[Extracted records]
----------

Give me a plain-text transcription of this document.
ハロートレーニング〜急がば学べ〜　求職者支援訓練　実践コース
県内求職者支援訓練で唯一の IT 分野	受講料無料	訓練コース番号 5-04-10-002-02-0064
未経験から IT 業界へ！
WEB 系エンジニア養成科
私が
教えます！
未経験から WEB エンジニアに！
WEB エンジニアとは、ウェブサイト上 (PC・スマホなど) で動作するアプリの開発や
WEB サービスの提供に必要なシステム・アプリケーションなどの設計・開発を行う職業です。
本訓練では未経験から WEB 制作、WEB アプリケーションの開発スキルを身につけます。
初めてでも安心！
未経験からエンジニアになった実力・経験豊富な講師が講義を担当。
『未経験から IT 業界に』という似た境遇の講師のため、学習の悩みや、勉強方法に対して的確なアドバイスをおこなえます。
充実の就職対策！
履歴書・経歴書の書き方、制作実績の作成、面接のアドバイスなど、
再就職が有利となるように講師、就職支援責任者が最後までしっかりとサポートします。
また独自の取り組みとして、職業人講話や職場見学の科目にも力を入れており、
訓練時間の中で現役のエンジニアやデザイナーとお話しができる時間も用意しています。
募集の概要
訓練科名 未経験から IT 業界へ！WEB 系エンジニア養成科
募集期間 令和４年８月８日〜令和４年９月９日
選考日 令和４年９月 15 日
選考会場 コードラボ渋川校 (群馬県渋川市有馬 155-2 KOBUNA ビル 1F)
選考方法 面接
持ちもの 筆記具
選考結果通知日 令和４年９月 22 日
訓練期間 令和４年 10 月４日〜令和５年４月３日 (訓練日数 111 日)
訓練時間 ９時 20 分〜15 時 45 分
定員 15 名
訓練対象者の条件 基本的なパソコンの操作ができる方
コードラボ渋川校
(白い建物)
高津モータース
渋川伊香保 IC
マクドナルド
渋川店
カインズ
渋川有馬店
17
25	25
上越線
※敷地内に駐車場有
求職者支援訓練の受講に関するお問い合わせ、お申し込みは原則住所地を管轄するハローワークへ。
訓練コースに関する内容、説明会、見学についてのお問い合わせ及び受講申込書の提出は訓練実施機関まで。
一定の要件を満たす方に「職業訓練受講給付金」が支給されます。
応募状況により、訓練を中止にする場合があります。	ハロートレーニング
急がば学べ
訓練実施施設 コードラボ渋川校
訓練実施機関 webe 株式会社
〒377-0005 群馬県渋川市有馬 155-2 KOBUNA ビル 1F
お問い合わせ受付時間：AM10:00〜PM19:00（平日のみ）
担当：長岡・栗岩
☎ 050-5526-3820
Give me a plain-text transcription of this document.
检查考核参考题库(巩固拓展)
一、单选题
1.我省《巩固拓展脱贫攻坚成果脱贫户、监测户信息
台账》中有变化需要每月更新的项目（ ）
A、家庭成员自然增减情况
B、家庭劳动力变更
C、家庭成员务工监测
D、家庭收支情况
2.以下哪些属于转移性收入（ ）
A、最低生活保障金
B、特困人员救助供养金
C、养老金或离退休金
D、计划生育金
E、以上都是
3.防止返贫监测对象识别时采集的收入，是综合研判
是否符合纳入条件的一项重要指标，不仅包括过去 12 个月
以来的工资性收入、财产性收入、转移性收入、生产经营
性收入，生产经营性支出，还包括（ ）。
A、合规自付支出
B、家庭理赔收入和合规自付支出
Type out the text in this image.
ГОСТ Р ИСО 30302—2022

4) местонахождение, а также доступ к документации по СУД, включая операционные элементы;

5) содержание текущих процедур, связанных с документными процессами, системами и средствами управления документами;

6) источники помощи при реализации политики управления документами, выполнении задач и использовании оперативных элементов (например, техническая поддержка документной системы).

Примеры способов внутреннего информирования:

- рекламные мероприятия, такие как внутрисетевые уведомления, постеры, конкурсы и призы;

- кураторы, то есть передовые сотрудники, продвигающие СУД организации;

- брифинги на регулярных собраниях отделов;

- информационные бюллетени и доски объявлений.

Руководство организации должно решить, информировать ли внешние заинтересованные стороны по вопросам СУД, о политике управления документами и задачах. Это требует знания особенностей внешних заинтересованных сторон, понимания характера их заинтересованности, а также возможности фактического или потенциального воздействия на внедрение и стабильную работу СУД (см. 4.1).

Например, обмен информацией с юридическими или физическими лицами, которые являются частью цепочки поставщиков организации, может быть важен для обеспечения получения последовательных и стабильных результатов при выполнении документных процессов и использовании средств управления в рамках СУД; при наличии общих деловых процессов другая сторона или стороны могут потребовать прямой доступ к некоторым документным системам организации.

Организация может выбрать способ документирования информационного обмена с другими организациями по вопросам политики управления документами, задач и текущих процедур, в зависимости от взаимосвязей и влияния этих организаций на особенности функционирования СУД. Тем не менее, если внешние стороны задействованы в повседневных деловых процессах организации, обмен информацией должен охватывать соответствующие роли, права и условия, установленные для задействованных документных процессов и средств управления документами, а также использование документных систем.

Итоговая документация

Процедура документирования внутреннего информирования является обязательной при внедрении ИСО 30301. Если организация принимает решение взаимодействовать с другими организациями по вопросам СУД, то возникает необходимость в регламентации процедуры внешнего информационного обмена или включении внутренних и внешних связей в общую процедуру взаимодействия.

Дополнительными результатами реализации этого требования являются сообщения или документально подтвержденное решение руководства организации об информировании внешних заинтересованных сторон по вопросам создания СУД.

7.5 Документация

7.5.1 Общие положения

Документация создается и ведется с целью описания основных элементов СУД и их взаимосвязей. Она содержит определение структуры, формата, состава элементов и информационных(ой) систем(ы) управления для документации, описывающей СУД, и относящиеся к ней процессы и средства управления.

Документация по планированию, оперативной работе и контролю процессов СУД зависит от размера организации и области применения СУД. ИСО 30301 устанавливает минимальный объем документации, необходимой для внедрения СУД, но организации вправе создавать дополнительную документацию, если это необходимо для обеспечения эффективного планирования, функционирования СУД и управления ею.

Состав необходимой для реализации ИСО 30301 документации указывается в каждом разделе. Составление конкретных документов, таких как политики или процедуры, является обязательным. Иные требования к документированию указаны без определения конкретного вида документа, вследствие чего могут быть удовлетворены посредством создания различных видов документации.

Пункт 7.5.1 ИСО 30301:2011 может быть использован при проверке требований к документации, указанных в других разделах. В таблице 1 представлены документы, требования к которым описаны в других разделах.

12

----------

[EXERCISE AIM] Copy each line of the preceding data that contains the string "внешних".

[EXERCISE RESPONSE]
Руководство организации должно решить, информировать ли внешние заинтересованные стороны по вопросам СУД, о политике управления документами и задачах. Это требует знания особенностей внешних заинтересованных сторон, понимания характера их заинтересованности, а также возможности фактического или потенциального воздействия на внедрение и стабильную работу СУД (см. 4.1).
Процедура документирования внутреннего информирования является обязательной при внедрении ИСО 30301. Если организация принимает решение взаимодействовать с другими организациями по вопросам СУД, то возникает необходимость в регламентации процедуры внешнего информационного обмена или включении внутренних и внешних связей в общую процедуру взаимодействия.
Дополнительными результатами реализации этого требования являются сообщения или документально подтвержденное решение руководства организации об информировании внешних заинтересованных сторон по вопросам создания СУД.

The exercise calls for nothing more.